→ **WHAT THE TASK REQUIRES**
The expected output is each line in the data below that includes the string "community".

→ **MATERIAL TO PROCESS**
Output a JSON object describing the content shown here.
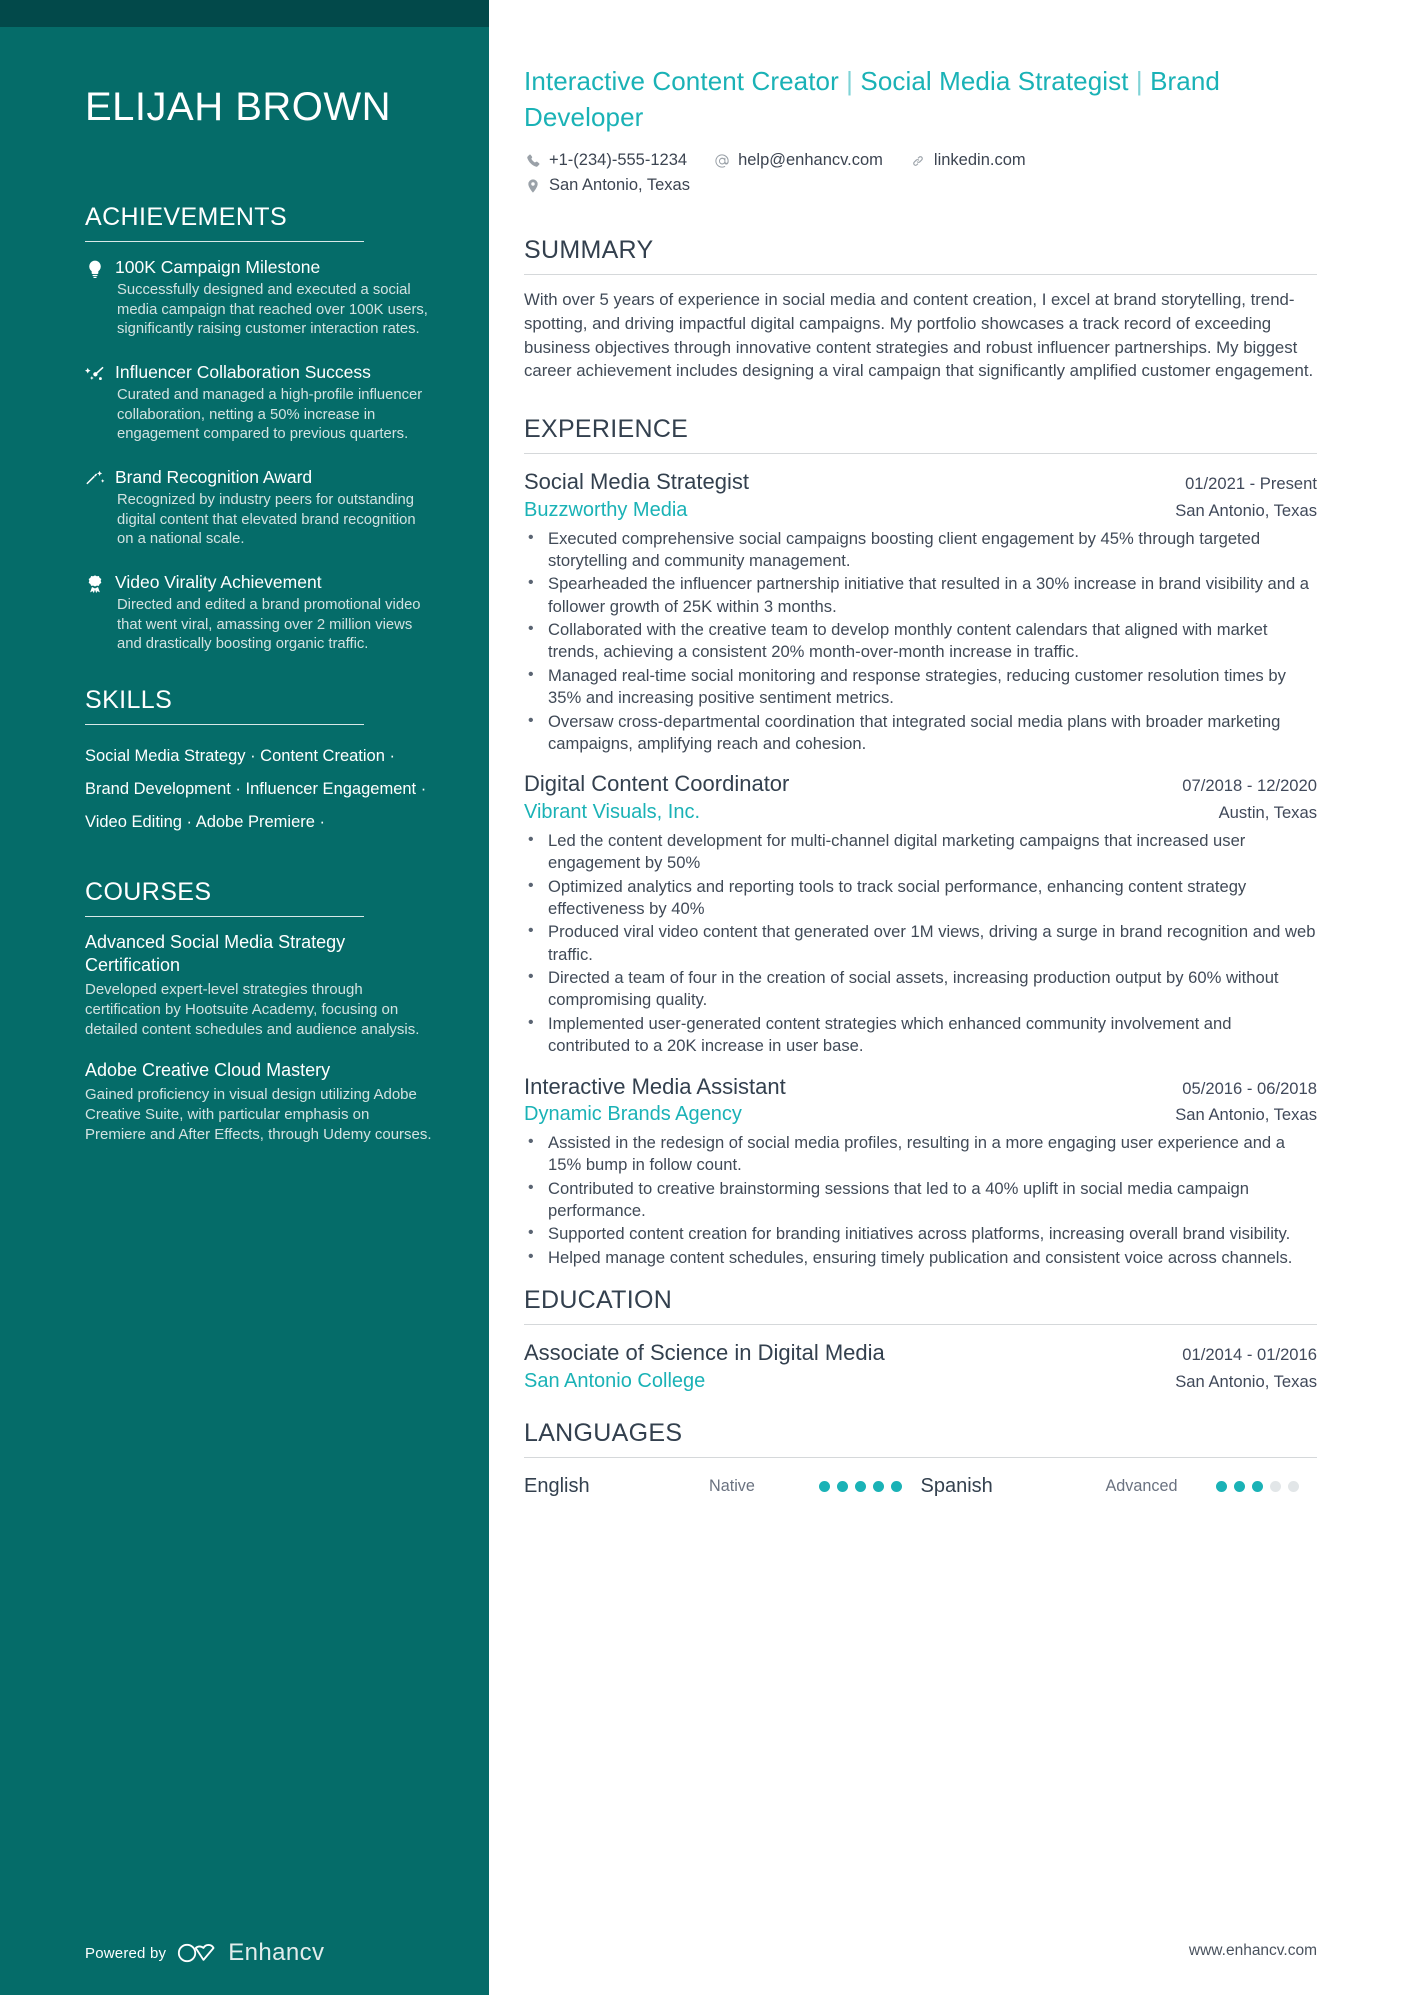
{
  "sidebar": {
    "name": "ELIJAH BROWN",
    "achievements": {
      "title": "ACHIEVEMENTS",
      "items": [
        {
          "icon": "lightbulb-icon",
          "title": "100K Campaign Milestone",
          "description": "Successfully designed and executed a social media campaign that reached over 100K users, significantly raising customer interaction rates."
        },
        {
          "icon": "shooting-star-icon",
          "title": "Influencer Collaboration Success",
          "description": "Curated and managed a high-profile influencer collaboration, netting a 50% increase in engagement compared to previous quarters."
        },
        {
          "icon": "magic-wand-icon",
          "title": "Brand Recognition Award",
          "description": "Recognized by industry peers for outstanding digital content that elevated brand recognition on a national scale."
        },
        {
          "icon": "award-medal-icon",
          "title": "Video Virality Achievement",
          "description": "Directed and edited a brand promotional video that went viral, amassing over 2 million views and drastically boosting organic traffic."
        }
      ]
    },
    "skills": {
      "title": "SKILLS",
      "items": [
        "Social Media Strategy",
        "Content Creation",
        "Brand Development",
        "Influencer Engagement",
        "Video Editing",
        "Adobe Premiere"
      ],
      "separator": "·"
    },
    "courses": {
      "title": "COURSES",
      "items": [
        {
          "title": "Advanced Social Media Strategy Certification",
          "description": "Developed expert-level strategies through certification by Hootsuite Academy, focusing on detailed content schedules and audience analysis."
        },
        {
          "title": "Adobe Creative Cloud Mastery",
          "description": "Gained proficiency in visual design utilizing Adobe Creative Suite, with particular emphasis on Premiere and After Effects, through Udemy courses."
        }
      ]
    },
    "footer": {
      "powered_by": "Powered by",
      "brand": "Enhancv"
    }
  },
  "main": {
    "headline": {
      "part1": "Interactive Content Creator",
      "sep1": " | ",
      "part2": "Social Media Strategist",
      "sep2": " | ",
      "part3": "Brand Developer"
    },
    "contact": {
      "phone": "+1-(234)-555-1234",
      "email": "help@enhancv.com",
      "linkedin": "linkedin.com",
      "location": "San Antonio, Texas"
    },
    "summary": {
      "title": "SUMMARY",
      "text": "With over 5 years of experience in social media and content creation, I excel at brand storytelling, trend-spotting, and driving impactful digital campaigns. My portfolio showcases a track record of exceeding business objectives through innovative content strategies and robust influencer partnerships. My biggest career achievement includes designing a viral campaign that significantly amplified customer engagement."
    },
    "experience": {
      "title": "EXPERIENCE",
      "jobs": [
        {
          "title": "Social Media Strategist",
          "dates": "01/2021 - Present",
          "company": "Buzzworthy Media",
          "location": "San Antonio, Texas",
          "bullets": [
            "Executed comprehensive social campaigns boosting client engagement by 45% through targeted storytelling and community management.",
            "Spearheaded the influencer partnership initiative that resulted in a 30% increase in brand visibility and a follower growth of 25K within 3 months.",
            "Collaborated with the creative team to develop monthly content calendars that aligned with market trends, achieving a consistent 20% month-over-month increase in traffic.",
            "Managed real-time social monitoring and response strategies, reducing customer resolution times by 35% and increasing positive sentiment metrics.",
            "Oversaw cross-departmental coordination that integrated social media plans with broader marketing campaigns, amplifying reach and cohesion."
          ]
        },
        {
          "title": "Digital Content Coordinator",
          "dates": "07/2018 - 12/2020",
          "company": "Vibrant Visuals, Inc.",
          "location": "Austin, Texas",
          "bullets": [
            "Led the content development for multi-channel digital marketing campaigns that increased user engagement by 50%",
            "Optimized analytics and reporting tools to track social performance, enhancing content strategy effectiveness by 40%",
            "Produced viral video content that generated over 1M views, driving a surge in brand recognition and web traffic.",
            "Directed a team of four in the creation of social assets, increasing production output by 60% without compromising quality.",
            "Implemented user-generated content strategies which enhanced community involvement and contributed to a 20K increase in user base."
          ]
        },
        {
          "title": "Interactive Media Assistant",
          "dates": "05/2016 - 06/2018",
          "company": "Dynamic Brands Agency",
          "location": "San Antonio, Texas",
          "bullets": [
            "Assisted in the redesign of social media profiles, resulting in a more engaging user experience and a 15% bump in follow count.",
            "Contributed to creative brainstorming sessions that led to a 40% uplift in social media campaign performance.",
            "Supported content creation for branding initiatives across platforms, increasing overall brand visibility.",
            "Helped manage content schedules, ensuring timely publication and consistent voice across channels."
          ]
        }
      ]
    },
    "education": {
      "title": "EDUCATION",
      "entries": [
        {
          "degree": "Associate of Science in Digital Media",
          "dates": "01/2014 - 01/2016",
          "school": "San Antonio College",
          "location": "San Antonio, Texas"
        }
      ]
    },
    "languages": {
      "title": "LANGUAGES",
      "items": [
        {
          "name": "English",
          "level": "Native",
          "filled": 5,
          "total": 5
        },
        {
          "name": "Spanish",
          "level": "Advanced",
          "filled": 3,
          "total": 5
        }
      ]
    },
    "footer_url": "www.enhancv.com"
  },
  "colors": {
    "sidebar_bg": "#056c69",
    "sidebar_topband": "#02494a",
    "accent_teal": "#1ab2b6",
    "heading_dark": "#33404e",
    "body_text": "#404a57"
  }
}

→ **TASK RESPONSE**
            "Executed comprehensive social campaigns boosting client engagement by 45% through targeted storytelling and community management.",
            "Implemented user-generated content strategies which enhanced community involvement and contributed to a 20K increase in user base."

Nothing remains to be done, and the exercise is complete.